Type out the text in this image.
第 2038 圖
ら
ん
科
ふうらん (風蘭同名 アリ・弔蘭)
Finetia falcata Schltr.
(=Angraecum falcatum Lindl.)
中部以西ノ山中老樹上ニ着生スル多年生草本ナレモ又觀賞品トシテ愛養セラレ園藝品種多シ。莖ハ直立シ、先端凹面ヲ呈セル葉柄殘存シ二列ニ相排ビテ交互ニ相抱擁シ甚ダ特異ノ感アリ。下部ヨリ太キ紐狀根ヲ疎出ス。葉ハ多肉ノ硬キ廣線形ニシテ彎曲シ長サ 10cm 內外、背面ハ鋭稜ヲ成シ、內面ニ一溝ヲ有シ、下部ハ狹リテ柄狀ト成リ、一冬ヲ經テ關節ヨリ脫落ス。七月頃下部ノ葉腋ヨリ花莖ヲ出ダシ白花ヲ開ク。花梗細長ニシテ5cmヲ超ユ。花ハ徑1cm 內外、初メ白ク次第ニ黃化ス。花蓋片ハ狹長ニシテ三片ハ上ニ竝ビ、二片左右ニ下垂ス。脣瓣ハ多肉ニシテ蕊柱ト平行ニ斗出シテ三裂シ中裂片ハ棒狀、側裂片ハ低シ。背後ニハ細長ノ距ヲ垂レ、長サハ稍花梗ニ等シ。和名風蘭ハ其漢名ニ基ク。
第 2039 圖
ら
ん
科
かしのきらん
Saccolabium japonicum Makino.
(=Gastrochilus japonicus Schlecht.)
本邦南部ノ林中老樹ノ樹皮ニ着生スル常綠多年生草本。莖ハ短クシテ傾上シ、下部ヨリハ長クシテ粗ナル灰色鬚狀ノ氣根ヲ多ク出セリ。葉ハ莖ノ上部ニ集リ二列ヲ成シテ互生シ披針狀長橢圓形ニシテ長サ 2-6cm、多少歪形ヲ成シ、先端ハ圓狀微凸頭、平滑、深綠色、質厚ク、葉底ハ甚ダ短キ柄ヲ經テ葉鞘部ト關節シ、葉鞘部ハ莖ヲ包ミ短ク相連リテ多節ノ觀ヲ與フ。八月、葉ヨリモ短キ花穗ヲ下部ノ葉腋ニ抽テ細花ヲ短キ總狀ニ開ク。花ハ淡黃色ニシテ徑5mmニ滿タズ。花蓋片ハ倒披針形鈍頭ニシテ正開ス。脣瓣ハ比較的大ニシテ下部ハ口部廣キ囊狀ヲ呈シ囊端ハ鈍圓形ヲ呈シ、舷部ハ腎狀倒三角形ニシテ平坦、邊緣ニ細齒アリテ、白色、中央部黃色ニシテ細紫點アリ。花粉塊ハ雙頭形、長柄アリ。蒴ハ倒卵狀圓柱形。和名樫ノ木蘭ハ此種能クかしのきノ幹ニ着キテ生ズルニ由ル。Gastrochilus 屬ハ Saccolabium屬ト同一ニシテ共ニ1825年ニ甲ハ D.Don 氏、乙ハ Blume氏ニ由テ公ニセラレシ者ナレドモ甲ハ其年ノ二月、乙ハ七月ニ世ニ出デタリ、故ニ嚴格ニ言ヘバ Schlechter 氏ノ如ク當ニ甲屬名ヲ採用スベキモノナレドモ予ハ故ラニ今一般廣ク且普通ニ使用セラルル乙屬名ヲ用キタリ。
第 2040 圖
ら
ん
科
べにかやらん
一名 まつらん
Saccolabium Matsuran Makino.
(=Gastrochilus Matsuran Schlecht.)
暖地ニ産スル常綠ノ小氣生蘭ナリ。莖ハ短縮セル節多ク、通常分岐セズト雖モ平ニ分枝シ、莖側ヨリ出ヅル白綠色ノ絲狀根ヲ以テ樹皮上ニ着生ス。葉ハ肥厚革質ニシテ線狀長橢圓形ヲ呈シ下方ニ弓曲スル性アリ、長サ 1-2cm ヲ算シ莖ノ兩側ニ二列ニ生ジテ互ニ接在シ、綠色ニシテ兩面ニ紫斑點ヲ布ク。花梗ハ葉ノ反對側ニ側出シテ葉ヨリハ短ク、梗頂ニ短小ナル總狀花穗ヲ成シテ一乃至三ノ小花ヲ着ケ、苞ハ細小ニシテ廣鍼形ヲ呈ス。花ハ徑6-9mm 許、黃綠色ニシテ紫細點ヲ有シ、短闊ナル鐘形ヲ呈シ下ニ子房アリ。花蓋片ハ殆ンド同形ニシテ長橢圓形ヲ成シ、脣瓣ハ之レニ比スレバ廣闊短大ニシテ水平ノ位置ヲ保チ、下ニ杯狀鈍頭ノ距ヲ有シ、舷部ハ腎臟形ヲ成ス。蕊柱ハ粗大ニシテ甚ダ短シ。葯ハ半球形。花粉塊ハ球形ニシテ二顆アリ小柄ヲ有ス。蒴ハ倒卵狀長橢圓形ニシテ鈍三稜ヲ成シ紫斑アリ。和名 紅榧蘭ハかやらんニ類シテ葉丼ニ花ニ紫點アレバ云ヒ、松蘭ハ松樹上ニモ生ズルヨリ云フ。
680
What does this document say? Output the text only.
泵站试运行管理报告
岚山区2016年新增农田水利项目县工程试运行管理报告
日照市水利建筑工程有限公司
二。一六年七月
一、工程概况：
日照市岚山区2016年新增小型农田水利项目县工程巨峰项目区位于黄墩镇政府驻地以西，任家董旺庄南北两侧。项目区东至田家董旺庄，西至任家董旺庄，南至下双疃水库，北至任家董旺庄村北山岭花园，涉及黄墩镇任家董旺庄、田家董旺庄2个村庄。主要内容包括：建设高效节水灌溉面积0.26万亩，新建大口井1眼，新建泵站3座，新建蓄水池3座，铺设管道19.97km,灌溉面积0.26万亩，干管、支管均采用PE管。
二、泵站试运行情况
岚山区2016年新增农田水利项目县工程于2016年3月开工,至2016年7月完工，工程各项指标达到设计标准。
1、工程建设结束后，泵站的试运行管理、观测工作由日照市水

──────────

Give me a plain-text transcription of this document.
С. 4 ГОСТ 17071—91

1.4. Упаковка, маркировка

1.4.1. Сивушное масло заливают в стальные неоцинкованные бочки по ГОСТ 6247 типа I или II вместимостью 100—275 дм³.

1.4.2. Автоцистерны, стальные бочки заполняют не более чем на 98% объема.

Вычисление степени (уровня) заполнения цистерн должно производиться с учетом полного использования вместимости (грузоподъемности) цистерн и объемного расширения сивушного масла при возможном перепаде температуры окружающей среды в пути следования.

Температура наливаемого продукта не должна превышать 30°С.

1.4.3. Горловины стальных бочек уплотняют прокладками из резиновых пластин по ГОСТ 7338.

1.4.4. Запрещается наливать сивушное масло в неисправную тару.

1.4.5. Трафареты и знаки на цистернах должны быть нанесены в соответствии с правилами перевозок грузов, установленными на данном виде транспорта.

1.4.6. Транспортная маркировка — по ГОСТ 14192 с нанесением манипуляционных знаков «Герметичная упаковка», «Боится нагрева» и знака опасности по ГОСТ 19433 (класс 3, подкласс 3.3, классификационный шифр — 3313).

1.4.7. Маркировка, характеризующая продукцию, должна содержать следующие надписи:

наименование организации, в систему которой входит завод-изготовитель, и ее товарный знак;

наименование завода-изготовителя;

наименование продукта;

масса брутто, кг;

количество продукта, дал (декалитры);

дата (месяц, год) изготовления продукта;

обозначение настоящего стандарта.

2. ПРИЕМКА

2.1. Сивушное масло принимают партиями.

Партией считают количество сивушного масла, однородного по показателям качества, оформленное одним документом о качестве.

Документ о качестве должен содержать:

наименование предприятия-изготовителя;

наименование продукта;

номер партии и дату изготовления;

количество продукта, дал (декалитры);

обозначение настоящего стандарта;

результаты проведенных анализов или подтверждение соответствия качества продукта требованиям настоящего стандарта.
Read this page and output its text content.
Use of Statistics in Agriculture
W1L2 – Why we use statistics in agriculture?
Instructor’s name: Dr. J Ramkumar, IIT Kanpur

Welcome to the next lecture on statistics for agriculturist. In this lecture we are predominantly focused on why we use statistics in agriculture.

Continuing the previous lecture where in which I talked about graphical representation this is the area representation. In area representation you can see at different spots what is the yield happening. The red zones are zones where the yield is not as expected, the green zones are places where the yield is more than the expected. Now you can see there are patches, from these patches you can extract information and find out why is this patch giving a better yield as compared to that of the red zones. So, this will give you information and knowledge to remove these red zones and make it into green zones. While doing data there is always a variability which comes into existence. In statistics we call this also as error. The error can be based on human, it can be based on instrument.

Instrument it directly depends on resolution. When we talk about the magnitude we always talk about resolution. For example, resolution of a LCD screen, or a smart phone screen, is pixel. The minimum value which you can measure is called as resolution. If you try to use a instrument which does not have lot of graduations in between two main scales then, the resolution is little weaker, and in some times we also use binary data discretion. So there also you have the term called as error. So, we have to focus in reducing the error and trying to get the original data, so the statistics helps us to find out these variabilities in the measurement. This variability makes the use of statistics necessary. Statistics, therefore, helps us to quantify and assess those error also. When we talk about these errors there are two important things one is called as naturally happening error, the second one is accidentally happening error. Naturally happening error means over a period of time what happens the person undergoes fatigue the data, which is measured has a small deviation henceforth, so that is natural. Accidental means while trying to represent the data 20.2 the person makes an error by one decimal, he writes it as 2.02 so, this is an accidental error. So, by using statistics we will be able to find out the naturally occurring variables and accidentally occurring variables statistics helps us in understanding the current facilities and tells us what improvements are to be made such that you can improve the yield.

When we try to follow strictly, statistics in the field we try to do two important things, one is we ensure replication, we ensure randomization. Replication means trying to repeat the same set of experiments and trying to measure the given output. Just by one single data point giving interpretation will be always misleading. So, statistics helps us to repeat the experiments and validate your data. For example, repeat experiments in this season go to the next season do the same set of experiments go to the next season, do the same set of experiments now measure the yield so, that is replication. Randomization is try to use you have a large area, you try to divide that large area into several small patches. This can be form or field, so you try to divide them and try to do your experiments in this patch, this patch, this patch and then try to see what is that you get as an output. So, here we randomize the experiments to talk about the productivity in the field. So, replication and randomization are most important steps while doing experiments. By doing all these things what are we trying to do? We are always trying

──────────

# Aim of the exercise:
Copy out every line from the material above in which the word "изготовителя" appears.

# Correct response:
наименование завода-изготовителя;
наименование предприятия-изготовителя;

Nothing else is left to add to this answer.